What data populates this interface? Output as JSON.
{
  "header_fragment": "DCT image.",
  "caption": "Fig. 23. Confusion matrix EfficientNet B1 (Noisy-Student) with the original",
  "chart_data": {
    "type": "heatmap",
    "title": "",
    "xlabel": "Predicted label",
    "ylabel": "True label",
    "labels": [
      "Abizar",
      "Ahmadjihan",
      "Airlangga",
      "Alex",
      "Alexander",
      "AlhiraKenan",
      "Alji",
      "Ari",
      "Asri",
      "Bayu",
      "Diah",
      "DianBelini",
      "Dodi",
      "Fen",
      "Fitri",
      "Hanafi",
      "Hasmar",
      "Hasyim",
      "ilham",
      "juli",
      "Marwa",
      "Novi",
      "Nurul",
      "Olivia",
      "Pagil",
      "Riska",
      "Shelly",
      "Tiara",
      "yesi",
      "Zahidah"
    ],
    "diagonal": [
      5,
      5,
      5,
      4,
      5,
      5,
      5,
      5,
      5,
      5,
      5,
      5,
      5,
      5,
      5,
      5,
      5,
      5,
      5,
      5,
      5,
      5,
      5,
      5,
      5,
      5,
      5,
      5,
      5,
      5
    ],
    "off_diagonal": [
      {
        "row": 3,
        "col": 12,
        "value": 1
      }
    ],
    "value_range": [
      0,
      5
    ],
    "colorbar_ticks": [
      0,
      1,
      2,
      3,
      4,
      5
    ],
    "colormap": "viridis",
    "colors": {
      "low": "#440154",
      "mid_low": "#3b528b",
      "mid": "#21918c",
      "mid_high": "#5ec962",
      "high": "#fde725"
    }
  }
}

============

WORK REQUIRED:
Your task is to repeat every line exactly.

EXERCISE OUTPUT:
What data populates this interface? Output as JSON.
{
  "header_fragment": "DCT image.",
  "caption": "Fig. 23. Confusion matrix EfficientNet B1 (Noisy-Student) with the original",
  "chart_data": {
    "type": "heatmap",
    "title": "",
    "xlabel": "Predicted label",
    "ylabel": "True label",
    "labels": [
      "Abizar",
      "Ahmadjihan",
      "Airlangga",
      "Alex",
      "Alexander",
      "AlhiraKenan",
      "Alji",
      "Ari",
      "Asri",
      "Bayu",
      "Diah",
      "DianBelini",
      "Dodi",
      "Fen",
      "Fitri",
      "Hanafi",
      "Hasmar",
      "Hasyim",
      "ilham",
      "juli",
      "Marwa",
      "Novi",
      "Nurul",
      "Olivia",
      "Pagil",
      "Riska",
      "Shelly",
      "Tiara",
      "yesi",
      "Zahidah"
    ],
    "diagonal": [
      5,
      5,
      5,
      4,
      5,
      5,
      5,
      5,
      5,
      5,
      5,
      5,
      5,
      5,
      5,
      5,
      5,
      5,
      5,
      5,
      5,
      5,
      5,
      5,
      5,
      5,
      5,
      5,
      5,
      5
    ],
    "off_diagonal": [
      {
        "row": 3,
        "col": 12,
        "value": 1
      }
    ],
    "value_range": [
      0,
      5
    ],
    "colorbar_ticks": [
      0,
      1,
      2,
      3,
      4,
      5
    ],
    "colormap": "viridis",
    "colors": {
      "low": "#440154",
      "mid_low": "#3b528b",
      "mid": "#21918c",
      "mid_high": "#5ec962",
      "high": "#fde725"
    }
  }
}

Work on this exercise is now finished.